* What you should do *
Output the records exactly. Include every line.

* Data to use *
*-*-*

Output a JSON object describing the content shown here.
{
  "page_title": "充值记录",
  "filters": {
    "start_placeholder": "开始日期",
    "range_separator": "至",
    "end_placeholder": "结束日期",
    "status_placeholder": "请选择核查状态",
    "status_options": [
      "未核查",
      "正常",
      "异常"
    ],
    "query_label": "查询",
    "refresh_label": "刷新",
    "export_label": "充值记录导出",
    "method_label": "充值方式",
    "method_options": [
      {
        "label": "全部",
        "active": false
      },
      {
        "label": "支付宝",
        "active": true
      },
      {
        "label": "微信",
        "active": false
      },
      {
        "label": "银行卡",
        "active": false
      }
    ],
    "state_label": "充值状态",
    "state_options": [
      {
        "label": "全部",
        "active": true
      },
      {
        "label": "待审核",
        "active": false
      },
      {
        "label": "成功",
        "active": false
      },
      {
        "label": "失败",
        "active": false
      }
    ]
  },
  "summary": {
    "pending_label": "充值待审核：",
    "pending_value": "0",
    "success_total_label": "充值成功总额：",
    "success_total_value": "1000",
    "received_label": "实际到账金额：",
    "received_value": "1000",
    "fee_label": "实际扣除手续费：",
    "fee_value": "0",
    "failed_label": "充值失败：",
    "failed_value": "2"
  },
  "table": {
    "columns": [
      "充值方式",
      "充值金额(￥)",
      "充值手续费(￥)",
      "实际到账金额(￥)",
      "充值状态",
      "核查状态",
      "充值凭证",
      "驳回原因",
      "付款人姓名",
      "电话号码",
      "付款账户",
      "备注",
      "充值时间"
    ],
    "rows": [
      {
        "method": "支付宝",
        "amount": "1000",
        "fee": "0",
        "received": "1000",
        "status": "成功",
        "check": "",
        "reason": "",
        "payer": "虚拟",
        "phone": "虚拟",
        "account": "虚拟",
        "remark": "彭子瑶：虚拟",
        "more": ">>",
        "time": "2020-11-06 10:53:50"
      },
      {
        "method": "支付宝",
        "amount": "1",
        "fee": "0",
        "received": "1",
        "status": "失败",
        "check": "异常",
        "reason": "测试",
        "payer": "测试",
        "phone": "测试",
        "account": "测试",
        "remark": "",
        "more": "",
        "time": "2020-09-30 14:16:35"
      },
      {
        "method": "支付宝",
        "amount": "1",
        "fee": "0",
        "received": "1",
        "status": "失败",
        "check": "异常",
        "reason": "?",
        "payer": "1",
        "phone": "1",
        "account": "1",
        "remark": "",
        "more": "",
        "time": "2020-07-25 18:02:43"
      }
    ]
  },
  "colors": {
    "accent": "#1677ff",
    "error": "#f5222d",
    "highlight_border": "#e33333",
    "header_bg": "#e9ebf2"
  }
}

*-*-*

* Task response *
Output a JSON object describing the content shown here.
{
  "page_title": "充值记录",
  "filters": {
    "start_placeholder": "开始日期",
    "range_separator": "至",
    "end_placeholder": "结束日期",
    "status_placeholder": "请选择核查状态",
    "status_options": [
      "未核查",
      "正常",
      "异常"
    ],
    "query_label": "查询",
    "refresh_label": "刷新",
    "export_label": "充值记录导出",
    "method_label": "充值方式",
    "method_options": [
      {
        "label": "全部",
        "active": false
      },
      {
        "label": "支付宝",
        "active": true
      },
      {
        "label": "微信",
        "active": false
      },
      {
        "label": "银行卡",
        "active": false
      }
    ],
    "state_label": "充值状态",
    "state_options": [
      {
        "label": "全部",
        "active": true
      },
      {
        "label": "待审核",
        "active": false
      },
      {
        "label": "成功",
        "active": false
      },
      {
        "label": "失败",
        "active": false
      }
    ]
  },
  "summary": {
    "pending_label": "充值待审核：",
    "pending_value": "0",
    "success_total_label": "充值成功总额：",
    "success_total_value": "1000",
    "received_label": "实际到账金额：",
    "received_value": "1000",
    "fee_label": "实际扣除手续费：",
    "fee_value": "0",
    "failed_label": "充值失败：",
    "failed_value": "2"
  },
  "table": {
    "columns": [
      "充值方式",
      "充值金额(￥)",
      "充值手续费(￥)",
      "实际到账金额(￥)",
      "充值状态",
      "核查状态",
      "充值凭证",
      "驳回原因",
      "付款人姓名",
      "电话号码",
      "付款账户",
      "备注",
      "充值时间"
    ],
    "rows": [
      {
        "method": "支付宝",
        "amount": "1000",
        "fee": "0",
        "received": "1000",
        "status": "成功",
        "check": "",
        "reason": "",
        "payer": "虚拟",
        "phone": "虚拟",
        "account": "虚拟",
        "remark": "彭子瑶：虚拟",
        "more": ">>",
        "time": "2020-11-06 10:53:50"
      },
      {
        "method": "支付宝",
        "amount": "1",
        "fee": "0",
        "received": "1",
        "status": "失败",
        "check": "异常",
        "reason": "测试",
        "payer": "测试",
        "phone": "测试",
        "account": "测试",
        "remark": "",
        "more": "",
        "time": "2020-09-30 14:16:35"
      },
      {
        "method": "支付宝",
        "amount": "1",
        "fee": "0",
        "received": "1",
        "status": "失败",
        "check": "异常",
        "reason": "?",
        "payer": "1",
        "phone": "1",
        "account": "1",
        "remark": "",
        "more": "",
        "time": "2020-07-25 18:02:43"
      }
    ]
  },
  "colors": {
    "accent": "#1677ff",
    "error": "#f5222d",
    "highlight_border": "#e33333",
    "header_bg": "#e9ebf2"
  }
}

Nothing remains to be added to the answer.